### Exercise directions
Pull out every line containing the string "JSON".

(Data listing)
--- begin ---

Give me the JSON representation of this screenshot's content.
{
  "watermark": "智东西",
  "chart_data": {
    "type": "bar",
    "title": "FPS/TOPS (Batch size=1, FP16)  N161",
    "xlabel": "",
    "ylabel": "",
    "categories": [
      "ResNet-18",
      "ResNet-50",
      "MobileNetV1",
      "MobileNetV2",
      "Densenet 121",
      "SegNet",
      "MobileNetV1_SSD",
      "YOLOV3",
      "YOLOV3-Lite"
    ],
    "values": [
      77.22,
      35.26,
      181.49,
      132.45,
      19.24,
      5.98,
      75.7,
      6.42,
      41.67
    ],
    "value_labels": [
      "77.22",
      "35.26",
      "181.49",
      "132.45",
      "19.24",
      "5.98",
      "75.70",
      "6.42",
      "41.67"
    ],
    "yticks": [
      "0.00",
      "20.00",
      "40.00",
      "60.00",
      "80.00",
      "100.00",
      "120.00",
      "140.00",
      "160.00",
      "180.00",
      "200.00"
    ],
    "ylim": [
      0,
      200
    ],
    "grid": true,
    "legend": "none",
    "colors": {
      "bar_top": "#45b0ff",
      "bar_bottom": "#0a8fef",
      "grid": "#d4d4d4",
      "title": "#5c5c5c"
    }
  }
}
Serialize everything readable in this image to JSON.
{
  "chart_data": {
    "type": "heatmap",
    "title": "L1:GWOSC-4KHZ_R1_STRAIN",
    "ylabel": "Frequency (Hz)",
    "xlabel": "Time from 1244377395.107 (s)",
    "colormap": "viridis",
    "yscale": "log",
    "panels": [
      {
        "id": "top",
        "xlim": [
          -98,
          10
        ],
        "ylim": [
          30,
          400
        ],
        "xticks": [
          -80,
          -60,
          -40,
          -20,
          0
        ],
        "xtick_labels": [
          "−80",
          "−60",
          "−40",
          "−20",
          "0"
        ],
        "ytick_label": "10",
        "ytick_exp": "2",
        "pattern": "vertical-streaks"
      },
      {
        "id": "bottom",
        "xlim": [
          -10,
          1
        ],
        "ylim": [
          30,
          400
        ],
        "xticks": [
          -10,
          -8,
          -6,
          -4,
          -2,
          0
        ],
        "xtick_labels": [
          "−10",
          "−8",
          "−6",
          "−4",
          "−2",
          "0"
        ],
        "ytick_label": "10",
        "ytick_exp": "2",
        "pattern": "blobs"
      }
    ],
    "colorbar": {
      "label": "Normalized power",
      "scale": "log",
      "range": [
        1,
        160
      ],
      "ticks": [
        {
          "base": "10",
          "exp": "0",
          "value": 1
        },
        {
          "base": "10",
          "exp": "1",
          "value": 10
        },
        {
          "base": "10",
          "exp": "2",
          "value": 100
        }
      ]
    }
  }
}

--- end ---

### Result
Give me the JSON representation of this screenshot's content.
Serialize everything readable in this image to JSON.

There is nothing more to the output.